* Requirements
Gather, from the listing beneath this task, every line holding the string "type".

* Supplied entries
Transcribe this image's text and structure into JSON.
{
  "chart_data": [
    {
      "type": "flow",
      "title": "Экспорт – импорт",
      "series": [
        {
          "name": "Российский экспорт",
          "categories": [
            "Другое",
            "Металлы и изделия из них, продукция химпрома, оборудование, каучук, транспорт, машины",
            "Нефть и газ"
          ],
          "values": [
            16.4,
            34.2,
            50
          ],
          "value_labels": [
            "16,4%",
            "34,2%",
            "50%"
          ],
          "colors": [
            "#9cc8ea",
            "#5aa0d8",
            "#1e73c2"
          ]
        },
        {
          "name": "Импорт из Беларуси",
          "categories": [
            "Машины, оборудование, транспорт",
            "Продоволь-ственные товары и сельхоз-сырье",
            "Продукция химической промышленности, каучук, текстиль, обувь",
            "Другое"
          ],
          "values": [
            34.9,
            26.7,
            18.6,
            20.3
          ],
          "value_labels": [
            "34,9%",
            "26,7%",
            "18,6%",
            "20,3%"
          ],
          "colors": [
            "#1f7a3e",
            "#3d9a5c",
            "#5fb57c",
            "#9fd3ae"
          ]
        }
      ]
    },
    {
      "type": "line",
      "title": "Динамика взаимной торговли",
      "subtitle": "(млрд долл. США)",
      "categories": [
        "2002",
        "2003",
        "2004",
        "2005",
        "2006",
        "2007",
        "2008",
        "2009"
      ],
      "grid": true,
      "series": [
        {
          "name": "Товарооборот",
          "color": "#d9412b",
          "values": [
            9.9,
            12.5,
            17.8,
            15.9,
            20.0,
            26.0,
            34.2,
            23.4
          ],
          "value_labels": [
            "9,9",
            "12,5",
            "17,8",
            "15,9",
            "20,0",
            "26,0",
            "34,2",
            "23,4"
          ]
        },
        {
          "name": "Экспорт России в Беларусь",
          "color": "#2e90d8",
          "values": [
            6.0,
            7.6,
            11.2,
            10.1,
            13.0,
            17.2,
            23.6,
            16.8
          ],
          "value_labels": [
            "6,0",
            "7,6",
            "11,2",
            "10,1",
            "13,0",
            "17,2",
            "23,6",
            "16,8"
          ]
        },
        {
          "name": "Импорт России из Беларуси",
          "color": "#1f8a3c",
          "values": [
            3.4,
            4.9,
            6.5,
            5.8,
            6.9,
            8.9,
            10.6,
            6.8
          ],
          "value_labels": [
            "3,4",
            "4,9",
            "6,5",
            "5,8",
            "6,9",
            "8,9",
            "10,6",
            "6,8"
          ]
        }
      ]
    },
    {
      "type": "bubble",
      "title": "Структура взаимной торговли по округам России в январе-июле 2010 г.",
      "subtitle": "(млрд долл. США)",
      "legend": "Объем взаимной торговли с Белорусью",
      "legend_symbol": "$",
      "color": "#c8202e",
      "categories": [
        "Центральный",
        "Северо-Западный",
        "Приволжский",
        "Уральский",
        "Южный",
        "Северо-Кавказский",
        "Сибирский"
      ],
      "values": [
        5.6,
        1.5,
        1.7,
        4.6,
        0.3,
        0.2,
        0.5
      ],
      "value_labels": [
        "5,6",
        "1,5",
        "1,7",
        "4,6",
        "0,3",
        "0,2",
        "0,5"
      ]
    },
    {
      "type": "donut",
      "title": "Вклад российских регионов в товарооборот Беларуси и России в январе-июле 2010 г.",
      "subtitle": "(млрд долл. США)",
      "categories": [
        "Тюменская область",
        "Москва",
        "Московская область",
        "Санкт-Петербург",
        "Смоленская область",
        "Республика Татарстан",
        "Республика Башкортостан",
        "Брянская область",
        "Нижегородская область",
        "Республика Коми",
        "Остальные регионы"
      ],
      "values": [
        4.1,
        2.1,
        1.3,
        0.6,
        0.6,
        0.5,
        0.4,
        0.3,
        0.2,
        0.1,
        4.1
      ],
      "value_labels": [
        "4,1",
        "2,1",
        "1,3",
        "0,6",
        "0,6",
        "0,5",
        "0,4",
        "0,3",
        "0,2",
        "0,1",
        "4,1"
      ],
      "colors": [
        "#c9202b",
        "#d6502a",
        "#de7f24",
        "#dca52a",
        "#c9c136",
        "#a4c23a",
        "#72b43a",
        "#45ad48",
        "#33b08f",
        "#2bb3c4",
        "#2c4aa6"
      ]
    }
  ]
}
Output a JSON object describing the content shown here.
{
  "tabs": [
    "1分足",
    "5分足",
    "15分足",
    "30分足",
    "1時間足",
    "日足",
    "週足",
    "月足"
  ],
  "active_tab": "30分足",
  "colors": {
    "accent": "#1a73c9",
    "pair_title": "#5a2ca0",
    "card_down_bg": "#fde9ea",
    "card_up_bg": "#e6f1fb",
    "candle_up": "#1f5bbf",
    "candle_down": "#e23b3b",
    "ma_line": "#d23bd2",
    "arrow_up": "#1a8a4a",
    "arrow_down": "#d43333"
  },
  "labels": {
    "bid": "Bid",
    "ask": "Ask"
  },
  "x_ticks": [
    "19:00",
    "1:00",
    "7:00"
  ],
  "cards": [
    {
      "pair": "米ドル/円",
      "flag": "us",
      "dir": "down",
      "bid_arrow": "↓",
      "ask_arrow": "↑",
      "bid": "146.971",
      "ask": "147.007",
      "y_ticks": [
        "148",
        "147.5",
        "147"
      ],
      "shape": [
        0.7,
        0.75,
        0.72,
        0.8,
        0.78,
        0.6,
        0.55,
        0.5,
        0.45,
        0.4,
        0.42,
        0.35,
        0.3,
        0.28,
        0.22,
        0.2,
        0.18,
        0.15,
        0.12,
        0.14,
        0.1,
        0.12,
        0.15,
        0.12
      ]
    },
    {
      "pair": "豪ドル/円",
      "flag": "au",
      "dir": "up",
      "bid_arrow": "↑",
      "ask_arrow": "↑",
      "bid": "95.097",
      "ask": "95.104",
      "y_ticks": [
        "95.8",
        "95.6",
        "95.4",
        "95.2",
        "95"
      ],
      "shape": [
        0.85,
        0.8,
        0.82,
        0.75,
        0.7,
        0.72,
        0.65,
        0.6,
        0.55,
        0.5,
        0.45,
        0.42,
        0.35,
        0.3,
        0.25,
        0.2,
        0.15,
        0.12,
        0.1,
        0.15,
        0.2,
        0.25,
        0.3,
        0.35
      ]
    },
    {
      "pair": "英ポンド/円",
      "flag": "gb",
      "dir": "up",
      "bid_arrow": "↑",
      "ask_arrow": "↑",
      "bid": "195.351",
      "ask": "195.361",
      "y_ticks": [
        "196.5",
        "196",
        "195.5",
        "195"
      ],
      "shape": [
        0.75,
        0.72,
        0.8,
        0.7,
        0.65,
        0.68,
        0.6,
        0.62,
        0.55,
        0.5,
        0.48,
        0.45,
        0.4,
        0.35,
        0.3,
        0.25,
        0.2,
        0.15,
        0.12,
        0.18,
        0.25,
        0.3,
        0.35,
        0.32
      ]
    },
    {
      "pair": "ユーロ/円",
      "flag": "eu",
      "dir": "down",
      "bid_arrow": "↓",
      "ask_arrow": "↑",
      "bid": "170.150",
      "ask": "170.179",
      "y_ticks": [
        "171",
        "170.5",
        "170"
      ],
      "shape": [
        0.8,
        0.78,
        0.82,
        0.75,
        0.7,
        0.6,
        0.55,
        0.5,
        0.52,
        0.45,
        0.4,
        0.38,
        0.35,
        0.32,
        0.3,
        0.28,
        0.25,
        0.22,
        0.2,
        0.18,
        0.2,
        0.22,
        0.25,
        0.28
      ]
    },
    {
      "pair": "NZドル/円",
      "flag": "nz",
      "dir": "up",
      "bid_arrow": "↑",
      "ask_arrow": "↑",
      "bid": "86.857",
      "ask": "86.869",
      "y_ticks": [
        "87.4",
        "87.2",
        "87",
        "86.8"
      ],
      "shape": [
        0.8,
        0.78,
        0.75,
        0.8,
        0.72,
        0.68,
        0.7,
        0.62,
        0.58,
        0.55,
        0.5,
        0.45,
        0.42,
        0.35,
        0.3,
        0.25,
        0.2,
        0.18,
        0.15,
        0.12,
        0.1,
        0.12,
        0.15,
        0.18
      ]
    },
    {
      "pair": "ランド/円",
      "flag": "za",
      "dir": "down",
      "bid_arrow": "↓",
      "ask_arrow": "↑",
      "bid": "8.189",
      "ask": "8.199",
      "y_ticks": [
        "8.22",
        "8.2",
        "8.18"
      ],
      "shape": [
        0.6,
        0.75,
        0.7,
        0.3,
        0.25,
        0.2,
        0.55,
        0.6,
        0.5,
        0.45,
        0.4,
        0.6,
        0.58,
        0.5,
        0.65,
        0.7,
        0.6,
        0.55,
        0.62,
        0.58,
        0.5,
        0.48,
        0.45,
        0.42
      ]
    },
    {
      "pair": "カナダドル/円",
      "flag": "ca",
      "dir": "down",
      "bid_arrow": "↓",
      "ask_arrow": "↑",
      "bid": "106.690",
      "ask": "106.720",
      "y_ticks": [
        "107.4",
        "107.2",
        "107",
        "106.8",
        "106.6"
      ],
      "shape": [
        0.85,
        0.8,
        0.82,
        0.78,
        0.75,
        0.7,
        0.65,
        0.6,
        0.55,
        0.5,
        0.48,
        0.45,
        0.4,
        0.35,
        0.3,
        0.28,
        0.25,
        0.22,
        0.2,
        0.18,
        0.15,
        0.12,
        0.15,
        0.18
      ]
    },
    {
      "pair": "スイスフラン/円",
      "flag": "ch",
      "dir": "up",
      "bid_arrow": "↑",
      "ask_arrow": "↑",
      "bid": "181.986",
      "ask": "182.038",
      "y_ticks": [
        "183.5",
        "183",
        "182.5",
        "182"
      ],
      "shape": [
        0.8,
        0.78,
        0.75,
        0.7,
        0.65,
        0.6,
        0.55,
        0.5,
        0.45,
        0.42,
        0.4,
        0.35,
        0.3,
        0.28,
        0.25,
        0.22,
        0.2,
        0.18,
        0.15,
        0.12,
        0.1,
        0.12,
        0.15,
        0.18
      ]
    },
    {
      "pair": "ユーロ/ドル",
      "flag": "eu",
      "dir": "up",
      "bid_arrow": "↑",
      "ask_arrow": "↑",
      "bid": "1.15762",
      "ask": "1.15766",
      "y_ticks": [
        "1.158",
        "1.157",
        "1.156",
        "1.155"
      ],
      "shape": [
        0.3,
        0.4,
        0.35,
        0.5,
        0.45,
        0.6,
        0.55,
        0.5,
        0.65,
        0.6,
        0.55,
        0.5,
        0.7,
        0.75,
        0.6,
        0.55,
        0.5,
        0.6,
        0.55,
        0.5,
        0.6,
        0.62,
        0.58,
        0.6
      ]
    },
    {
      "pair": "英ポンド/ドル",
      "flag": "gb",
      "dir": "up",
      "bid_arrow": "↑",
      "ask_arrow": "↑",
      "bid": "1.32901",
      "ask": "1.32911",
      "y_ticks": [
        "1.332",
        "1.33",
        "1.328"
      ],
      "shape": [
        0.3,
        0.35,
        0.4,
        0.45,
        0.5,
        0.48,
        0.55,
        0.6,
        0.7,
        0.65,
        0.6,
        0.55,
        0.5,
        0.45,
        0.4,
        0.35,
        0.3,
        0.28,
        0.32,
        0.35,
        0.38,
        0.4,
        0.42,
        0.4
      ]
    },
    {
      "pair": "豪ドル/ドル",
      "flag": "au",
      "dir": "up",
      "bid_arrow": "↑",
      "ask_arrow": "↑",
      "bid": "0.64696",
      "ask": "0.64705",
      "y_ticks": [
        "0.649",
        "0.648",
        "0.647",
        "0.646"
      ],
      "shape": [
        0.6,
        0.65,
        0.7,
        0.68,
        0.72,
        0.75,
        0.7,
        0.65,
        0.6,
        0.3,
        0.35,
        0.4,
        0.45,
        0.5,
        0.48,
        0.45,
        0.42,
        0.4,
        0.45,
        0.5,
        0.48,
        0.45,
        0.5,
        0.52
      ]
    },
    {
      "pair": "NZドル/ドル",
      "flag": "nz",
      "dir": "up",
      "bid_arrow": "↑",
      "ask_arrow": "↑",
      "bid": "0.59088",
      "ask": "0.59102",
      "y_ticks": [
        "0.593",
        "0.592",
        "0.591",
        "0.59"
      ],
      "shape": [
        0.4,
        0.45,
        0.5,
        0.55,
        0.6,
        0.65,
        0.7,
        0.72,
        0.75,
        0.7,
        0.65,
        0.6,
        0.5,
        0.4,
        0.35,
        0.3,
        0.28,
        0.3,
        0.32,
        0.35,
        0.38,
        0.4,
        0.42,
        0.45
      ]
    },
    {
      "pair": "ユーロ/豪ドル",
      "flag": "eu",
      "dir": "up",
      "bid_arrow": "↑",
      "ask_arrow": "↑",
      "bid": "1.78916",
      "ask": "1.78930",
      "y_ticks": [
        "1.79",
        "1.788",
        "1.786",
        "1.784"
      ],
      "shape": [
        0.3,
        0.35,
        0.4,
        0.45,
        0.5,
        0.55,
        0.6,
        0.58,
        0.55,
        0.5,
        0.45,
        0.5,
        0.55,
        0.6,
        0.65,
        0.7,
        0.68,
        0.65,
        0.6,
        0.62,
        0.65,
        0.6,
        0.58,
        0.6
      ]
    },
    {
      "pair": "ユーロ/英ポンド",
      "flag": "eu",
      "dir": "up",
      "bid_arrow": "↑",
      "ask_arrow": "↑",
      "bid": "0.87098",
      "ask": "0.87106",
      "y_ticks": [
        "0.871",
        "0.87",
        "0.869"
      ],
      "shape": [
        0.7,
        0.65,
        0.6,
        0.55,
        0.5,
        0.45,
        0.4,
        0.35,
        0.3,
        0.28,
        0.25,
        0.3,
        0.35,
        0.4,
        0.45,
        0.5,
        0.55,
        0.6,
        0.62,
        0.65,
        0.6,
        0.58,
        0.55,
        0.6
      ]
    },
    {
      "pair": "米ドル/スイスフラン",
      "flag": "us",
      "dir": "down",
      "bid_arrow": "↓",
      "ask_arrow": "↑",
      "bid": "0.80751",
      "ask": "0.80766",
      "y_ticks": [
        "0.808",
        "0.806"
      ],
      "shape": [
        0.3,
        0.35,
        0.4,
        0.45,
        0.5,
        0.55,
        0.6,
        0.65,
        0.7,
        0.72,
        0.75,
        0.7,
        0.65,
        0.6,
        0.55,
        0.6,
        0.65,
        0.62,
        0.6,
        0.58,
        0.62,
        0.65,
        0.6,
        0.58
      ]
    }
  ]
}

* Written answer
      "type": "flow",
      "type": "line",
      "type": "bubble",
      "type": "donut",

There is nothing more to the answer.